**DOCUMENT PASSAGE**

Ideally, the case plan and services are effective and the case can be resolved before 15 months. If not, a failure to provide services is an exception to a termination filing.

Second, especially if a parent’s detention will last for an extended period, relative placements should be considered. Aside from the benefits of keeping the family together, a relative placement is a listed exception that could protect against termination if the case remains open. 

Fostering Connections

The Fostering Connections to Success and Increasing Adoptions Act (Public Law 110-351) requires that child welfare agencies notify adult relatives of children removed from their parents’ care within 30 days of removal. There is no mention of this requirement being limited to relatives within the United States. Thus, notice should be provided to relatives outside the U.S.  

MEPA

Additionally, the Multiethnic Placement Act (Public Law 103-382) provides that states cannot delay or deny placement of a child for adoption or into foster care based on the national origin of the adoptive or foster parent, or the child.37 

Foster Care Payments under IV-E

Finally, federal guidance related to Title IV-E foster care payments makes clear that federal law does not prohibit undocumented adults providing foster care from receiving federal foster care payments.38 

California’s “The Reuniting Immigrant Families Act” SB 1064 

California has the most foreign-born residents in the nation.39 Also, nearly a quarter of the estimated 5,100 children in foster care whose parents have been detained or deported are California residents.40 California’s Reuniting Immigrant Families Act, signed into law on September 30, 2012, aims to address some challenges to reunification that immigrant families in the child welfare system face. The law:41 

  • permits the court to make placement and custody decisions regardless of the immigration status of the parent, legal guardian, or relative, and affirms that immigration status alone is not a disqualifying factor in making placement and custody decisions; 
  • grants the court discretion to provide an extension in the family reunification period for parents who may be detained or deported;
  • requires the court to consider barriers detained or deported parents may experience in accessing court-ordered services and keeping contact with the child;
  • requires the California Department of Social Services (CDSS) to provide guidance to social workers on referring children eligible for Special Immigrant Juvenile Status (SIJS) and other immigration relief options to receive assistance acquiring protective status; 
  • requires CDSS to provide guidance to counties and municipalities to establish Memoranda of Understanding (MOUs) with appropriate foreign consulates in child custody cases;
  • requires the court to grant preferential consideration to a placement request by a child’s relative regardless of the immigration status of the relative. 

The Proposed “Border Security, Economic Opportunity, and Immigration Modernization Act of 2013”

**PROBLEMS TO WORK ON**
(A) Reproduce the passage on child welfare and immigrant families verbatim, beginning at the words "Second, especially if" and ending after the words "outside the U.S.".
(B) Extend the passage on child welfare and immigrant families by writing what comes next after its final line.

**SUPPLIED DATA**
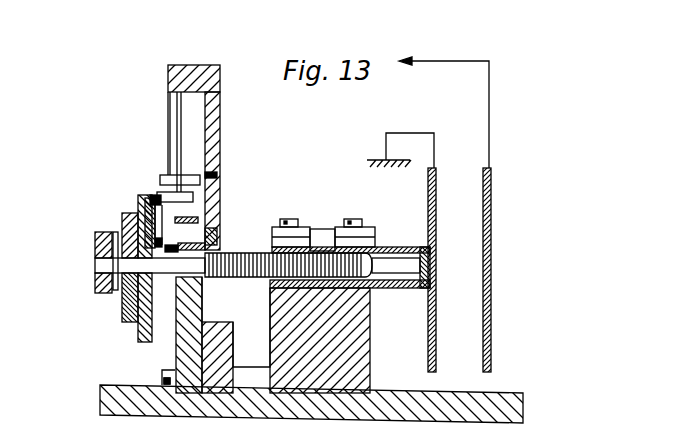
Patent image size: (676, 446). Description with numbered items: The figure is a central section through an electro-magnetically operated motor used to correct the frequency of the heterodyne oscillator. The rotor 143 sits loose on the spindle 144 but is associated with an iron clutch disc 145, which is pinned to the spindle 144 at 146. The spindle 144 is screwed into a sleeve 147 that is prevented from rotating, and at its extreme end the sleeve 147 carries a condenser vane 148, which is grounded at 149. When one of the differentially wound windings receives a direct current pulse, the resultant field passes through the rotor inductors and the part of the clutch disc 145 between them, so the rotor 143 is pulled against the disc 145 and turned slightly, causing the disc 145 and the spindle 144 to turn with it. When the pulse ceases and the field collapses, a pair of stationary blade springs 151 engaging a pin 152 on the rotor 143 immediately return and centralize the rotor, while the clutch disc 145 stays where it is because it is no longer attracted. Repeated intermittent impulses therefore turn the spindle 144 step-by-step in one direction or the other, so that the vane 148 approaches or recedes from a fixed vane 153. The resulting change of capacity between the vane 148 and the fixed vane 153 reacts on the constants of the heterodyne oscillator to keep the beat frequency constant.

The rotor 143 is at (150, 196).
The spindle 144 is at (100, 261).
The iron clutch disc 145 is at (128, 298).
The pin 146 is at (115, 233).
The sleeve 147 is at (282, 243).
The condenser vane 148 is at (437, 200).
The ground connection 149 is at (368, 166).
The stationary blade springs 151 is at (170, 102).
The pin 152 is at (195, 197).
The fixed vane 153 is at (492, 198).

**ANSWER SET**
(A)
Second, especially if a parent’s detention will last for an extended period, relative placements should be considered. Aside from the benefits of keeping the family together, a relative placement is a listed exception that could protect against termination if the case remains open. 

Fostering Connections

The Fostering Connections to Success and Increasing Adoptions Act (Public Law 110-351) requires that child welfare agencies notify adult relatives of children removed from their parents’ care within 30 days of removal. There is no mention of this requirement being limited to relatives within the United States. Thus, notice should be provided to relatives outside the U.S.

(B)
On June 27, 2013, the U.S. Senate passed “The Border Security, Economic Opportunity, and Immigration Modernization Act of 2013” (S744).42 It is still not known whether this bill will pass in the House. Note that several provisions reflect improvements in California’s SB 1064.43 

The bill grants states discretion to consider a parent’s detention or deportation in delaying filing a TPR petition. Further, the bill mandates state child welfare agencies to make reasonable efforts to meet certain conditions before filing for TPR in those cases.44 The bill also includes provisions that ensure states identify, locate, and contact detained or deported parents and relatives, and notify them of the state’s intent to file for TPR.45 It ensures that state child welfare agencies reunify children with relatives whenever appropriate, regardless of their immigration status, and provide and document services to the parent or relative.46 

U.S. Immigration and Customs Enforcement (ICE) Parental Interests Directive 

On August 23, 2013, U.S. Immigration and Customs Enforcement (ICE) issued a directive that supplements existing ICE directives and other detention standards and policies dealing with immigrant parents.47 The directive establishes ICE policy and procedure to address “the placement, monitoring, accommodation, and removal of certain alien parents or legal guardians.”48 The directive emphasizes that “ICE personnel should ensure that the agency’s immigration enforcement activities do not unnecessarily disrupt the parental rights of both alien parents or legal guardians of minor children.”49 

The ICE Directive encourages ICE offices to:

  • Appoint personnel to implement the directive.

  • Designate specially trained coordinators as Field Points of Contact to communicate with the central ICE Parental Rights Coordinator and to receive and address public inquiries from all parties involved in the process related to the parental rights or family ties of detained parents or legal guardians.
     
  • Place or transfer detained parents.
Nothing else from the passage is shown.